• Dataset:
* START *
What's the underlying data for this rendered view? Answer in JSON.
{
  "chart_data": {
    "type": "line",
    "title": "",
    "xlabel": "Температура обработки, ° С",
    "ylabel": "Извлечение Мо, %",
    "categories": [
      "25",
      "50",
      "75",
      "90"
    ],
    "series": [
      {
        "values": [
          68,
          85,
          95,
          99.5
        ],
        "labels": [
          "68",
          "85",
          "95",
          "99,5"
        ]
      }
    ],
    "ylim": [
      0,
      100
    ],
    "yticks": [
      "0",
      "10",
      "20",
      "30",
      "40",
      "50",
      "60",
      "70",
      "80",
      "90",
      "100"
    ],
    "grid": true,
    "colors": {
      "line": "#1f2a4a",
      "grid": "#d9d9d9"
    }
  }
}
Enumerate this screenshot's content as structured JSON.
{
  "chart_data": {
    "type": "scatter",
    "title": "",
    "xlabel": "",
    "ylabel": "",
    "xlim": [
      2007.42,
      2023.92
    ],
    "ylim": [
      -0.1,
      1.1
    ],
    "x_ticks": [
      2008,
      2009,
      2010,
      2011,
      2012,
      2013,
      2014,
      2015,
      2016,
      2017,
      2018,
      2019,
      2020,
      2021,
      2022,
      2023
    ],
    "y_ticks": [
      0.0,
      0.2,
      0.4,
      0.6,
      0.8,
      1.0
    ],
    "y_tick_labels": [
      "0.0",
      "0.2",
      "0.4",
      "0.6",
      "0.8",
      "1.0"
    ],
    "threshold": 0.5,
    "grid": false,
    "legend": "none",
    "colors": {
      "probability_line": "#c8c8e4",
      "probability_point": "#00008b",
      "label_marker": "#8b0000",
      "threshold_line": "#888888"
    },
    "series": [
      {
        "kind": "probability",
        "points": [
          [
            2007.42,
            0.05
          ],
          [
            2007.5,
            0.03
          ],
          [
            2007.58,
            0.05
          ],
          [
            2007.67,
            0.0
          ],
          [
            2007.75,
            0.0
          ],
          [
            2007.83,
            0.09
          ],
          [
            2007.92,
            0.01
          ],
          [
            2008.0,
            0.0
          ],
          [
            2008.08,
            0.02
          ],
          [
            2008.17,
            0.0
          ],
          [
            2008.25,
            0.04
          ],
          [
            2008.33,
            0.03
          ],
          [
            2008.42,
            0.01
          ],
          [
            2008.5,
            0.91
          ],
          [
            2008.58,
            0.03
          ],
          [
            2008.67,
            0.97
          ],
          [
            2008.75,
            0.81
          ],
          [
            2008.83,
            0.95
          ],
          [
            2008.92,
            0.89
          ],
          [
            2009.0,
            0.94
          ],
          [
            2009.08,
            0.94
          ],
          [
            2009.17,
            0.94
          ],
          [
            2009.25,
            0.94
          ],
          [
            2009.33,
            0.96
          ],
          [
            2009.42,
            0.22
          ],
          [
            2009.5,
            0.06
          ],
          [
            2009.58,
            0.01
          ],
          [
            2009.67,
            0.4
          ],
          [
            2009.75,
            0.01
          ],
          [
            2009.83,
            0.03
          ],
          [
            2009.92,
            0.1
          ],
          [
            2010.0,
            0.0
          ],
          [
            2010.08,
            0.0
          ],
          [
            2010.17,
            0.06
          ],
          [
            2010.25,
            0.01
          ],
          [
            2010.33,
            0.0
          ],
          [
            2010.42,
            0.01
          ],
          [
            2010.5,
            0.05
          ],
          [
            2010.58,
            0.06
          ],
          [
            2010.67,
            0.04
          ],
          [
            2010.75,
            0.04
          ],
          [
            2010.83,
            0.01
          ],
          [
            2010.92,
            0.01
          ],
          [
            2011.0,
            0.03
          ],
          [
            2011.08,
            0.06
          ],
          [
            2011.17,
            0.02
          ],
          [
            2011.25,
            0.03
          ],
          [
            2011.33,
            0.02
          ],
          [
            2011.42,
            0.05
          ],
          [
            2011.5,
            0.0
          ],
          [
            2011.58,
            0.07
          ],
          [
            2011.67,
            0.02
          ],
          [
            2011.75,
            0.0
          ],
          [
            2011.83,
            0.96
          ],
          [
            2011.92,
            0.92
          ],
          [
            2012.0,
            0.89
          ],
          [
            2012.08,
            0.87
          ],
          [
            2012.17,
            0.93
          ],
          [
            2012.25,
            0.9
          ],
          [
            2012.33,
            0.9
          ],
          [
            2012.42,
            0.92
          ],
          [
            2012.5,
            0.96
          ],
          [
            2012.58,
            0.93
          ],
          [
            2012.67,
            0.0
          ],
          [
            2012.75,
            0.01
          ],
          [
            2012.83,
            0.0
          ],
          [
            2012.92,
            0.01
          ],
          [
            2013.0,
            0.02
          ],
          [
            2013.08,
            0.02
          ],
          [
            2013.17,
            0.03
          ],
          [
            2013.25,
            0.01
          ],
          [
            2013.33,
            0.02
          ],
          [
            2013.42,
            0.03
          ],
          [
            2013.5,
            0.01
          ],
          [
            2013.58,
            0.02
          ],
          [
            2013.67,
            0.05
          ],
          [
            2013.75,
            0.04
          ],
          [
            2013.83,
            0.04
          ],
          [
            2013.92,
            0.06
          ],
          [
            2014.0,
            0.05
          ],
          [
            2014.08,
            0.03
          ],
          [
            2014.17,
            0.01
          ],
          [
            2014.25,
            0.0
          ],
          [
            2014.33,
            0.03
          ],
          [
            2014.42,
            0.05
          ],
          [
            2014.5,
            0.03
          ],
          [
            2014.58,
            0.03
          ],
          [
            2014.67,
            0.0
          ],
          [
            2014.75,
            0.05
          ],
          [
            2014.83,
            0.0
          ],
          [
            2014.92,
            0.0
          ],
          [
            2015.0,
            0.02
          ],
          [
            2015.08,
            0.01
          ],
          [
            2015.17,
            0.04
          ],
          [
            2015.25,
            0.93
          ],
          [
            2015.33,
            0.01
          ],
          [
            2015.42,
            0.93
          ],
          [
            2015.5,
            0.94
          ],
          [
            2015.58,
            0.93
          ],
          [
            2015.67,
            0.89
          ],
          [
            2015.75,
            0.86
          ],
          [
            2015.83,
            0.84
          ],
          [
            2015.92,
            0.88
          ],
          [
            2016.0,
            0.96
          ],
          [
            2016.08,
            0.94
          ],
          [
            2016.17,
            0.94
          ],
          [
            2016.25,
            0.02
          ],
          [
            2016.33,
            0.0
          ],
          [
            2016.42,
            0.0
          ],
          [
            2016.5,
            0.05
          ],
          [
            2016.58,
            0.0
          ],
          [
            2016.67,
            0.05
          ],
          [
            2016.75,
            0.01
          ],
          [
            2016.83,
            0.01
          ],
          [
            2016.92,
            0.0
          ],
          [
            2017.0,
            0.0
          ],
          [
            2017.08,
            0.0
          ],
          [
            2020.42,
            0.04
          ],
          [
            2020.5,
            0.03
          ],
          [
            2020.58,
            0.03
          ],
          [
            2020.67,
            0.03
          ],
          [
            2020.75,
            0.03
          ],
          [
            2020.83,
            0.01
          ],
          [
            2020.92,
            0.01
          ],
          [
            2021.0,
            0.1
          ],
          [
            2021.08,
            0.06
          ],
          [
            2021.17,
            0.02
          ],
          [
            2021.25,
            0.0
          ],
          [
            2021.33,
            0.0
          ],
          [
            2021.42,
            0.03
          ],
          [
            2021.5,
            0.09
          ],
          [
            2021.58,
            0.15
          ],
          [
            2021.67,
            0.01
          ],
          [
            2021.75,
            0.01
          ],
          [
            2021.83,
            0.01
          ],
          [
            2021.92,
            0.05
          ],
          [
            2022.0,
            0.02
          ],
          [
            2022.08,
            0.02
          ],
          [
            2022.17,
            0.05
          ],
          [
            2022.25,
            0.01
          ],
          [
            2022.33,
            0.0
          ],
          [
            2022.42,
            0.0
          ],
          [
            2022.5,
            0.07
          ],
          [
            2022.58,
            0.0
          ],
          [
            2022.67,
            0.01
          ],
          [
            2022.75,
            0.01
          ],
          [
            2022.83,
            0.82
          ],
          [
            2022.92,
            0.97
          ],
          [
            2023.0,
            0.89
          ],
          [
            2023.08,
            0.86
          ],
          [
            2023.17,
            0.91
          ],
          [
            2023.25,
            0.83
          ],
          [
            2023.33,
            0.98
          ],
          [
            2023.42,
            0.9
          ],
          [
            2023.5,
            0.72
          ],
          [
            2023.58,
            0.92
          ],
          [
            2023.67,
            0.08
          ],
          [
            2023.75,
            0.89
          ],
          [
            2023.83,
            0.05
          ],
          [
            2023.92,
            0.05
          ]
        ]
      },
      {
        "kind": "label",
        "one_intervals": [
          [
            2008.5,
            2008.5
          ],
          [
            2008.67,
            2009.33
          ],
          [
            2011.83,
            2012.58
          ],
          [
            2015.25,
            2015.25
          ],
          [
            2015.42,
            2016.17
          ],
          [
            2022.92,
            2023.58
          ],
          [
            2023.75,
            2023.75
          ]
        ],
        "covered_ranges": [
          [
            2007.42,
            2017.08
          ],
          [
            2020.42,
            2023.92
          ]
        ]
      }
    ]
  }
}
* END *
• Short exercise: Give nothing but the number of lines containing the string "this".

• Written solution: 2